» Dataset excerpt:
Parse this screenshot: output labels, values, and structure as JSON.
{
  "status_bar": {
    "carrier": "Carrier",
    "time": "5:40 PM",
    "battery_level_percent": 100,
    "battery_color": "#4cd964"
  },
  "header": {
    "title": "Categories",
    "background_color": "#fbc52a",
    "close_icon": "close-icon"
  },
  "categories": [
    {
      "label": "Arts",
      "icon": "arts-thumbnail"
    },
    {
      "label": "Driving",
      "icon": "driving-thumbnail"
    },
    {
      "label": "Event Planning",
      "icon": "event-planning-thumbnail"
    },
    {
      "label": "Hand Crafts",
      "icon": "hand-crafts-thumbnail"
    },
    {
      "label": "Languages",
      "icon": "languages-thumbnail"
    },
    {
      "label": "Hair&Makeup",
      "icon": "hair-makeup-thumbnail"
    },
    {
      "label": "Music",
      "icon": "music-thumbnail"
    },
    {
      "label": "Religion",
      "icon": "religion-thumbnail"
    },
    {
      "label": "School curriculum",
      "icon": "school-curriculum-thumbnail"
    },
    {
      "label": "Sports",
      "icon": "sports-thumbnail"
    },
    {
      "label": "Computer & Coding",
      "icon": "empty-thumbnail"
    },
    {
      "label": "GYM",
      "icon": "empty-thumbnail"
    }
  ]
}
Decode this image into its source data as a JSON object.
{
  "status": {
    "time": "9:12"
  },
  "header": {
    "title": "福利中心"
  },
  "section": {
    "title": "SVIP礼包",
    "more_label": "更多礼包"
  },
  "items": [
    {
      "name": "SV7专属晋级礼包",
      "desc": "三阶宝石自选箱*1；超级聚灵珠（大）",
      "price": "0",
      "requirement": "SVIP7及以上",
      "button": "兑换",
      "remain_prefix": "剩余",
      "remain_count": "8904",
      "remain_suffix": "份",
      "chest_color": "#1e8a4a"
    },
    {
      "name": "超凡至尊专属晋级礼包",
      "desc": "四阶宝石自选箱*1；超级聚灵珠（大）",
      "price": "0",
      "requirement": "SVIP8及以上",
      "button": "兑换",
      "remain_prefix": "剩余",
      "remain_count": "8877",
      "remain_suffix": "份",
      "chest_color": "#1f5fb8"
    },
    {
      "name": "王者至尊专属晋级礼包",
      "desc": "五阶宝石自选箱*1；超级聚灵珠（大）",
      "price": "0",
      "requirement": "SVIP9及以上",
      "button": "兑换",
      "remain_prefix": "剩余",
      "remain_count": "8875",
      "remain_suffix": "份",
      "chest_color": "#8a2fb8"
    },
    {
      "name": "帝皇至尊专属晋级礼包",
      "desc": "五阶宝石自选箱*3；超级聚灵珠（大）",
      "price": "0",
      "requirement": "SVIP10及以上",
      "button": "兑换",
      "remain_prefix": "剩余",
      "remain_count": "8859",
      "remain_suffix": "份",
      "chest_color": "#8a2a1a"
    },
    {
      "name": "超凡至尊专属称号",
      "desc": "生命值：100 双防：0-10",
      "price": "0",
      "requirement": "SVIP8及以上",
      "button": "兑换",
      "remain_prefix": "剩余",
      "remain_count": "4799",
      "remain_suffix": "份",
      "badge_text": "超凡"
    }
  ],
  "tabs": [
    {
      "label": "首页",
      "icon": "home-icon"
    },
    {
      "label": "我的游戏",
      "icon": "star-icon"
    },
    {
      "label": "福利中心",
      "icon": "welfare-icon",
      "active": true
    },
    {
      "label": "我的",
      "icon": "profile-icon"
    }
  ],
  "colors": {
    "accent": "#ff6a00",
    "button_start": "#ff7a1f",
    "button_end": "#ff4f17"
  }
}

» REQUEST:
Reproduce every line of the data verbatim.

» TASK ANSWER:
Parse this screenshot: output labels, values, and structure as JSON.
{
  "status_bar": {
    "carrier": "Carrier",
    "time": "5:40 PM",
    "battery_level_percent": 100,
    "battery_color": "#4cd964"
  },
  "header": {
    "title": "Categories",
    "background_color": "#fbc52a",
    "close_icon": "close-icon"
  },
  "categories": [
    {
      "label": "Arts",
      "icon": "arts-thumbnail"
    },
    {
      "label": "Driving",
      "icon": "driving-thumbnail"
    },
    {
      "label": "Event Planning",
      "icon": "event-planning-thumbnail"
    },
    {
      "label": "Hand Crafts",
      "icon": "hand-crafts-thumbnail"
    },
    {
      "label": "Languages",
      "icon": "languages-thumbnail"
    },
    {
      "label": "Hair&Makeup",
      "icon": "hair-makeup-thumbnail"
    },
    {
      "label": "Music",
      "icon": "music-thumbnail"
    },
    {
      "label": "Religion",
      "icon": "religion-thumbnail"
    },
    {
      "label": "School curriculum",
      "icon": "school-curriculum-thumbnail"
    },
    {
      "label": "Sports",
      "icon": "sports-thumbnail"
    },
    {
      "label": "Computer & Coding",
      "icon": "empty-thumbnail"
    },
    {
      "label": "GYM",
      "icon": "empty-thumbnail"
    }
  ]
}
Decode this image into its source data as a JSON object.
{
  "status": {
    "time": "9:12"
  },
  "header": {
    "title": "福利中心"
  },
  "section": {
    "title": "SVIP礼包",
    "more_label": "更多礼包"
  },
  "items": [
    {
      "name": "SV7专属晋级礼包",
      "desc": "三阶宝石自选箱*1；超级聚灵珠（大）",
      "price": "0",
      "requirement": "SVIP7及以上",
      "button": "兑换",
      "remain_prefix": "剩余",
      "remain_count": "8904",
      "remain_suffix": "份",
      "chest_color": "#1e8a4a"
    },
    {
      "name": "超凡至尊专属晋级礼包",
      "desc": "四阶宝石自选箱*1；超级聚灵珠（大）",
      "price": "0",
      "requirement": "SVIP8及以上",
      "button": "兑换",
      "remain_prefix": "剩余",
      "remain_count": "8877",
      "remain_suffix": "份",
      "chest_color": "#1f5fb8"
    },
    {
      "name": "王者至尊专属晋级礼包",
      "desc": "五阶宝石自选箱*1；超级聚灵珠（大）",
      "price": "0",
      "requirement": "SVIP9及以上",
      "button": "兑换",
      "remain_prefix": "剩余",
      "remain_count": "8875",
      "remain_suffix": "份",
      "chest_color": "#8a2fb8"
    },
    {
      "name": "帝皇至尊专属晋级礼包",
      "desc": "五阶宝石自选箱*3；超级聚灵珠（大）",
      "price": "0",
      "requirement": "SVIP10及以上",
      "button": "兑换",
      "remain_prefix": "剩余",
      "remain_count": "8859",
      "remain_suffix": "份",
      "chest_color": "#8a2a1a"
    },
    {
      "name": "超凡至尊专属称号",
      "desc": "生命值：100 双防：0-10",
      "price": "0",
      "requirement": "SVIP8及以上",
      "button": "兑换",
      "remain_prefix": "剩余",
      "remain_count": "4799",
      "remain_suffix": "份",
      "badge_text": "超凡"
    }
  ],
  "tabs": [
    {
      "label": "首页",
      "icon": "home-icon"
    },
    {
      "label": "我的游戏",
      "icon": "star-icon"
    },
    {
      "label": "福利中心",
      "icon": "welfare-icon",
      "active": true
    },
    {
      "label": "我的",
      "icon": "profile-icon"
    }
  ],
  "colors": {
    "accent": "#ff6a00",
    "button_start": "#ff7a1f",
    "button_end": "#ff4f17"
  }
}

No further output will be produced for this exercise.